**JOB:** Search the entries below. Return every line that has "withdrawals" in it.

**DATA IN THIS EXERCISE:**
-------------------------

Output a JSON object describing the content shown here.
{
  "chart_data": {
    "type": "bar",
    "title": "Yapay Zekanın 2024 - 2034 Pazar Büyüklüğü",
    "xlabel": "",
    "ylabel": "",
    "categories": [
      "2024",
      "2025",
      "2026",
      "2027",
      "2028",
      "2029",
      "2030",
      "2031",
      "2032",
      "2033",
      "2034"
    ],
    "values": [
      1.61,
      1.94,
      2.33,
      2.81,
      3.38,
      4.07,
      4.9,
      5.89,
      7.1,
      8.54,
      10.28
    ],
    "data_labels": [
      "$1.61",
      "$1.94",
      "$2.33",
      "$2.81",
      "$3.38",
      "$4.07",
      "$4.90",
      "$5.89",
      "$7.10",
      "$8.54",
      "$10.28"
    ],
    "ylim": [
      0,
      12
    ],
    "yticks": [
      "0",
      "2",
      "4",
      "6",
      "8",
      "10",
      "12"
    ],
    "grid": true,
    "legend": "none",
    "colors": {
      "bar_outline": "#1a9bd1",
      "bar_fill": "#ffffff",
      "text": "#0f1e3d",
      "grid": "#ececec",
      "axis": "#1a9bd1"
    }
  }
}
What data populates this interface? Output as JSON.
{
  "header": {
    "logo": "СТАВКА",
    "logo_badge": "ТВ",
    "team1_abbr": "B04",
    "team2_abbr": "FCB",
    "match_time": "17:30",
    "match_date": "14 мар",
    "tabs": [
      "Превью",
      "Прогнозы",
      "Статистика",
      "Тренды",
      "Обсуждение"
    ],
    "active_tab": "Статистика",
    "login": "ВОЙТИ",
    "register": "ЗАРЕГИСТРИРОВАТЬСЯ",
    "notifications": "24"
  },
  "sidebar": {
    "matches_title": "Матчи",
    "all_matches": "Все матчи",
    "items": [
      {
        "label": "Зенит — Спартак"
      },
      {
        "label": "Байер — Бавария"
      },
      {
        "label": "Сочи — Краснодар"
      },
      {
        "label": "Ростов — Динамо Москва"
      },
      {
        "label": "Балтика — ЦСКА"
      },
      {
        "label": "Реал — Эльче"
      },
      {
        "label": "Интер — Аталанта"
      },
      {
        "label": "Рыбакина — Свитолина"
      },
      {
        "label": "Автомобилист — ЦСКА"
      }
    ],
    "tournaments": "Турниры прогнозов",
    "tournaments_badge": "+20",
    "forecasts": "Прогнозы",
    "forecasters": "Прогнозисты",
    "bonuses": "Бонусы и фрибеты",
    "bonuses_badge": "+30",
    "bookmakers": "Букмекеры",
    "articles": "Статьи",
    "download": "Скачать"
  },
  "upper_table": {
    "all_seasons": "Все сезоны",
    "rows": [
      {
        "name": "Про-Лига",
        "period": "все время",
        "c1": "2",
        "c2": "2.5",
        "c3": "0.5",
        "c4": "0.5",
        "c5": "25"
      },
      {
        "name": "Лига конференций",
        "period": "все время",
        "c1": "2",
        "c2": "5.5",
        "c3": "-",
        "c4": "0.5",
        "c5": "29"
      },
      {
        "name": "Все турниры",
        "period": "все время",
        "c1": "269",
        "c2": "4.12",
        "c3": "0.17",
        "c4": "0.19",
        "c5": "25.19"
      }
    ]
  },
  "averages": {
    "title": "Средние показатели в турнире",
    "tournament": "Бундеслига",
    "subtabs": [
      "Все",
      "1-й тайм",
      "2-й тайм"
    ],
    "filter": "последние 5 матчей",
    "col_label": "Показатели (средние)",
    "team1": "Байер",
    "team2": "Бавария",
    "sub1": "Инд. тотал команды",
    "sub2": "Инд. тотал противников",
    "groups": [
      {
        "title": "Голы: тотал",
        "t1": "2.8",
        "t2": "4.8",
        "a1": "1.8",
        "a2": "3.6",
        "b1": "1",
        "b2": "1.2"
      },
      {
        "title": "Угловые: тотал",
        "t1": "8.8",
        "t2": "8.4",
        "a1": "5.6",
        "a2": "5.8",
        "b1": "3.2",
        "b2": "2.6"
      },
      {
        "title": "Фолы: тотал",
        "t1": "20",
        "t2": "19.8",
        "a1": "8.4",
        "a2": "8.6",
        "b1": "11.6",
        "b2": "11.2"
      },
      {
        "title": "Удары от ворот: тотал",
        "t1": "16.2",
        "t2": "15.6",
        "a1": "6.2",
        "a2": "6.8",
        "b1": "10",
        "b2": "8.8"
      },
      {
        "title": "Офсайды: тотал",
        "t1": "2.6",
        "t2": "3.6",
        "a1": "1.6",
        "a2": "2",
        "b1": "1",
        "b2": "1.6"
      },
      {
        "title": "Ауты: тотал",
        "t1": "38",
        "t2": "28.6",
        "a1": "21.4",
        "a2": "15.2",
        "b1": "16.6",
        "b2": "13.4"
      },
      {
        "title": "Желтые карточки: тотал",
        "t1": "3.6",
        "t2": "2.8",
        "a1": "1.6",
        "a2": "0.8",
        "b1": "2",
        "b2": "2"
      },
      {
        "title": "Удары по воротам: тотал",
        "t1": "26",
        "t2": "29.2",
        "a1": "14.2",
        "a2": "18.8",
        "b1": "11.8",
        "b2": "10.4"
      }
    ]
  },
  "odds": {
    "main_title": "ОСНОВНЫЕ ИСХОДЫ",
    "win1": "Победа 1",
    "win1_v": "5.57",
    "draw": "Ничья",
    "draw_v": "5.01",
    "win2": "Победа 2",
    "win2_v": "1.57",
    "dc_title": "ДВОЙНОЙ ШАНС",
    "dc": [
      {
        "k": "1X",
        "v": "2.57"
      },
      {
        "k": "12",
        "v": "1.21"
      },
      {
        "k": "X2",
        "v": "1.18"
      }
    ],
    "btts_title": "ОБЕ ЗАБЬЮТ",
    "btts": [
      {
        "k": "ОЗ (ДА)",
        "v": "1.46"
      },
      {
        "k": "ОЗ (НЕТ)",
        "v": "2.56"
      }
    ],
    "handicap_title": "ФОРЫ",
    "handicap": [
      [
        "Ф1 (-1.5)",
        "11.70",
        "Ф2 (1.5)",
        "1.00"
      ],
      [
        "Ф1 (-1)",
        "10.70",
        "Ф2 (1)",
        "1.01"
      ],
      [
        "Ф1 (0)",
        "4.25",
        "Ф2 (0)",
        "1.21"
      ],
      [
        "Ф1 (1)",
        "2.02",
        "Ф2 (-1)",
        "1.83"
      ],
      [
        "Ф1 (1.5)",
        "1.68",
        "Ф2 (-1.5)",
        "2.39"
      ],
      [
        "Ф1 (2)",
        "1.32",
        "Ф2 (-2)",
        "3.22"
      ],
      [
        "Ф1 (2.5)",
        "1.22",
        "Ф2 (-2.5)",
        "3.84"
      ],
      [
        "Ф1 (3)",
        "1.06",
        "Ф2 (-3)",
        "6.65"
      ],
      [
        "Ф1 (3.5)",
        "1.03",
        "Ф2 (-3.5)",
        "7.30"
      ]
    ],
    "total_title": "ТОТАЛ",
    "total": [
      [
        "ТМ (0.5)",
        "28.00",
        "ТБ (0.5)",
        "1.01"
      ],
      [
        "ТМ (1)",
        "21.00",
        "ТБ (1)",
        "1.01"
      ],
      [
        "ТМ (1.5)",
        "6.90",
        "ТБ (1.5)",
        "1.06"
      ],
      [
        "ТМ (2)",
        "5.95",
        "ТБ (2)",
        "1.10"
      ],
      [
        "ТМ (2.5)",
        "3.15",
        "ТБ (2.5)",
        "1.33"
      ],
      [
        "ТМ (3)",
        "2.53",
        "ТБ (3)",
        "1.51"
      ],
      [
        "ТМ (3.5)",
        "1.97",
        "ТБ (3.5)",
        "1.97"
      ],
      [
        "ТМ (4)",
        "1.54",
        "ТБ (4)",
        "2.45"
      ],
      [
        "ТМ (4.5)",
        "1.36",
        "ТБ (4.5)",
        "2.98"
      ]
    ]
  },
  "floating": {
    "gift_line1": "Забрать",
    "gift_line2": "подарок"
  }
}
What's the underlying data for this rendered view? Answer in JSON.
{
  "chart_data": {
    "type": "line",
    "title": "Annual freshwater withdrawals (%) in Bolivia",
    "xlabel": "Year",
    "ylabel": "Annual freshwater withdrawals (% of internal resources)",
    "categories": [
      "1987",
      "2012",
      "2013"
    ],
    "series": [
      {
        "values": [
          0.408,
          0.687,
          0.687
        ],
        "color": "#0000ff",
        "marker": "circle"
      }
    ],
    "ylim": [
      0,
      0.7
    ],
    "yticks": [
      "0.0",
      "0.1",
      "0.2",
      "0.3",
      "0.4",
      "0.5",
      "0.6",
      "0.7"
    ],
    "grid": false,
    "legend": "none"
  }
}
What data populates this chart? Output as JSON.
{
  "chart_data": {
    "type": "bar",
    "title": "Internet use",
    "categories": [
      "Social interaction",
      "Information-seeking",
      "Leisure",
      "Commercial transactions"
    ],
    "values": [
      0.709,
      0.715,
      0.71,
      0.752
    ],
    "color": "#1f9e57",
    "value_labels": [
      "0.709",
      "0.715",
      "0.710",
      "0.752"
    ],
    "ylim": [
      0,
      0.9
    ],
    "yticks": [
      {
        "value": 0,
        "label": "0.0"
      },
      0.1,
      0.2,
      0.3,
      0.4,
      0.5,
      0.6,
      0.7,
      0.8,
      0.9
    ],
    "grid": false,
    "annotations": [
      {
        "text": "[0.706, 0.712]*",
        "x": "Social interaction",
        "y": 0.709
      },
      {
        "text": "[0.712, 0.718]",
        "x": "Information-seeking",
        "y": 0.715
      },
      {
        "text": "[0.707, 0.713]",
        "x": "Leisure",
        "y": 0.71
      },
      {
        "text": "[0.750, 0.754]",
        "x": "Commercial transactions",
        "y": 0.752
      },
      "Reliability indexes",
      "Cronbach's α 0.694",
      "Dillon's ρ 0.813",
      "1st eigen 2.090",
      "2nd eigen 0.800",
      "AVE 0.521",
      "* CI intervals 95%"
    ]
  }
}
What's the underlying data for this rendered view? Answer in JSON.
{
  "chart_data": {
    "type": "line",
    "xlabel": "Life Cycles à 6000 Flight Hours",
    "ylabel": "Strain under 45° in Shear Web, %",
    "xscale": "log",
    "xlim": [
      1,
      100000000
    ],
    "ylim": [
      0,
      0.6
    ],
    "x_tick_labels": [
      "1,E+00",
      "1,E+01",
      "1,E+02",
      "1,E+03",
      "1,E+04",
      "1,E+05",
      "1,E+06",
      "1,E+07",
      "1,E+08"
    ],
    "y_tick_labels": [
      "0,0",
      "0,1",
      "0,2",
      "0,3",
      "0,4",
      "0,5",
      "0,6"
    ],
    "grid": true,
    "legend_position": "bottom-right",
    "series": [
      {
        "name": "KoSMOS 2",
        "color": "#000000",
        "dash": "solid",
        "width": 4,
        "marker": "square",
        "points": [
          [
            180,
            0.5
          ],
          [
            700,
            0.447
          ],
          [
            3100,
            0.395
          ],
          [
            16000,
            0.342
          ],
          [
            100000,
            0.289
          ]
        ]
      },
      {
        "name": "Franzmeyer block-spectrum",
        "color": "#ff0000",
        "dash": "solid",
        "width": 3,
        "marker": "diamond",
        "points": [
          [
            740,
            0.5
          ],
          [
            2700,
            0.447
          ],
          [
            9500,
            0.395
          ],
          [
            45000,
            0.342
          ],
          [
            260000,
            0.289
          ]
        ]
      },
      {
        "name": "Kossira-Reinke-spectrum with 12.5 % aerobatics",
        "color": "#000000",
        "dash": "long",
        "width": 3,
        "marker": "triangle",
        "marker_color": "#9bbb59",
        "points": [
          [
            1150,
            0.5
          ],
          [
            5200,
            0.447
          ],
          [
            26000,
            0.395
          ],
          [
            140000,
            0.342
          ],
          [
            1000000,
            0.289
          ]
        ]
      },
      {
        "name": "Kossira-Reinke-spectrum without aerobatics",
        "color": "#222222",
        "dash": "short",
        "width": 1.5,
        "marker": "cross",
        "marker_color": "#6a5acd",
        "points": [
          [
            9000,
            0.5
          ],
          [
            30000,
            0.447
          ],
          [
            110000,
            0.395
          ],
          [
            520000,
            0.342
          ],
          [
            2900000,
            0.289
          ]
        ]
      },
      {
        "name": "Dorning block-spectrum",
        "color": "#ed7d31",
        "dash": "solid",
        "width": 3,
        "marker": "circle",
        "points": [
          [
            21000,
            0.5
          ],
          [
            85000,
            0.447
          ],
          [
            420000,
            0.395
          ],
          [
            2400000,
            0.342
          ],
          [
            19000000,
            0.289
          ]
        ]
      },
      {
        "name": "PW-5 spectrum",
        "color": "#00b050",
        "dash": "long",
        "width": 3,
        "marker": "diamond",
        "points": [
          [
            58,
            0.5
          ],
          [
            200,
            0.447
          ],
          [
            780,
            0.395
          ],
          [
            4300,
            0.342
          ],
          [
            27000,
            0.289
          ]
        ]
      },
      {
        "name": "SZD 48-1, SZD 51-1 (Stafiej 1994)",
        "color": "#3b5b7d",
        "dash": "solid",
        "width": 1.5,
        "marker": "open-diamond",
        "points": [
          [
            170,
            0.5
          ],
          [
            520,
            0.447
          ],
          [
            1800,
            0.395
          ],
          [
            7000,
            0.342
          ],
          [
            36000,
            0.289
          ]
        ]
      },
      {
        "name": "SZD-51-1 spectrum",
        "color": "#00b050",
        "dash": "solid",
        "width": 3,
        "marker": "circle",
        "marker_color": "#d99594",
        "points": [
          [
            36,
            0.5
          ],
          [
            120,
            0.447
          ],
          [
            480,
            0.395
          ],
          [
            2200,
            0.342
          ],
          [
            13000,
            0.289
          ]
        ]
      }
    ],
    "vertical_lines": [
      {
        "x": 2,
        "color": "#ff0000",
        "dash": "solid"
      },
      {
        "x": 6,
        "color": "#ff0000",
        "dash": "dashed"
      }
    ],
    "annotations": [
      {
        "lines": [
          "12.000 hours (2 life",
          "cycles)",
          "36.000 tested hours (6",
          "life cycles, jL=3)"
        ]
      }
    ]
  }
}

-------------------------

**ANSWER FOR THE TASK:**
    "title": "Annual freshwater withdrawals (%) in Bolivia",
    "ylabel": "Annual freshwater withdrawals (% of internal resources)",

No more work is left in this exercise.